Send back all the data below, exactly as given.

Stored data

------------------------------------------------------------

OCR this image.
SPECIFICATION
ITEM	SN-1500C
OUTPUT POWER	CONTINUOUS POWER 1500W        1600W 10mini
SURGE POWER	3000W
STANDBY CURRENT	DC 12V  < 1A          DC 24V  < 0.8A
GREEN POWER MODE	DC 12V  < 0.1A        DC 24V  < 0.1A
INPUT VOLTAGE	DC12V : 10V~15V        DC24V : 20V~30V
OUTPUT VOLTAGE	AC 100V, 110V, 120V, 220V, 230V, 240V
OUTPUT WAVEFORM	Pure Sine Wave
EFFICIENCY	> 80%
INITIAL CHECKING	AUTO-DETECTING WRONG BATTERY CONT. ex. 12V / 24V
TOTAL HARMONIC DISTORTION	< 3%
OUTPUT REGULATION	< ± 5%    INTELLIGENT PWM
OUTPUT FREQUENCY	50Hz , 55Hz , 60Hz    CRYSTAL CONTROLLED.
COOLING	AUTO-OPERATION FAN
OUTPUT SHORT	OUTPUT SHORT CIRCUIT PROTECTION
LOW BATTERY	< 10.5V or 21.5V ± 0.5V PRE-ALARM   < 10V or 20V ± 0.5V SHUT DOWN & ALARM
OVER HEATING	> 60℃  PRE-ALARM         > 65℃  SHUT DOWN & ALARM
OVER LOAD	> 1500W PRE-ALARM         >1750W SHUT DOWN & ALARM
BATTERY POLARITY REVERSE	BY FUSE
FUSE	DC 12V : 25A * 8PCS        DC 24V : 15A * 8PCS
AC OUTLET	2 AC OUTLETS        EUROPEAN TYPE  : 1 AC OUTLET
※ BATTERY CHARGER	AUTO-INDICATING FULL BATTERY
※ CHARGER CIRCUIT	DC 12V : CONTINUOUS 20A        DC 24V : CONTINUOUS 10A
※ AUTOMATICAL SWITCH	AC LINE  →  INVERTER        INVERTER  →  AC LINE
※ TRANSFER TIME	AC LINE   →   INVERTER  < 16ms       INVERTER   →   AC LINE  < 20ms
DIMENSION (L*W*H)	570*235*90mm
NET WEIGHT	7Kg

------------------------------------------------------------

**THE RESPONSE**.
OCR this image.
SPECIFICATION
ITEM	SN-1500C
OUTPUT POWER	CONTINUOUS POWER 1500W        1600W 10mini
SURGE POWER	3000W
STANDBY CURRENT	DC 12V  < 1A          DC 24V  < 0.8A
GREEN POWER MODE	DC 12V  < 0.1A        DC 24V  < 0.1A
INPUT VOLTAGE	DC12V : 10V~15V        DC24V : 20V~30V
OUTPUT VOLTAGE	AC 100V, 110V, 120V, 220V, 230V, 240V
OUTPUT WAVEFORM	Pure Sine Wave
EFFICIENCY	> 80%
INITIAL CHECKING	AUTO-DETECTING WRONG BATTERY CONT. ex. 12V / 24V
TOTAL HARMONIC DISTORTION	< 3%
OUTPUT REGULATION	< ± 5%    INTELLIGENT PWM
OUTPUT FREQUENCY	50Hz , 55Hz , 60Hz    CRYSTAL CONTROLLED.
COOLING	AUTO-OPERATION FAN
OUTPUT SHORT	OUTPUT SHORT CIRCUIT PROTECTION
LOW BATTERY	< 10.5V or 21.5V ± 0.5V PRE-ALARM   < 10V or 20V ± 0.5V SHUT DOWN & ALARM
OVER HEATING	> 60℃  PRE-ALARM         > 65℃  SHUT DOWN & ALARM
OVER LOAD	> 1500W PRE-ALARM         >1750W SHUT DOWN & ALARM
BATTERY POLARITY REVERSE	BY FUSE
FUSE	DC 12V : 25A * 8PCS        DC 24V : 15A * 8PCS
AC OUTLET	2 AC OUTLETS        EUROPEAN TYPE  : 1 AC OUTLET
※ BATTERY CHARGER	AUTO-INDICATING FULL BATTERY
※ CHARGER CIRCUIT	DC 12V : CONTINUOUS 20A        DC 24V : CONTINUOUS 10A
※ AUTOMATICAL SWITCH	AC LINE  →  INVERTER        INVERTER  →  AC LINE
※ TRANSFER TIME	AC LINE   →   INVERTER  < 16ms       INVERTER   →   AC LINE  < 20ms
DIMENSION (L*W*H)	570*235*90mm
NET WEIGHT	7Kg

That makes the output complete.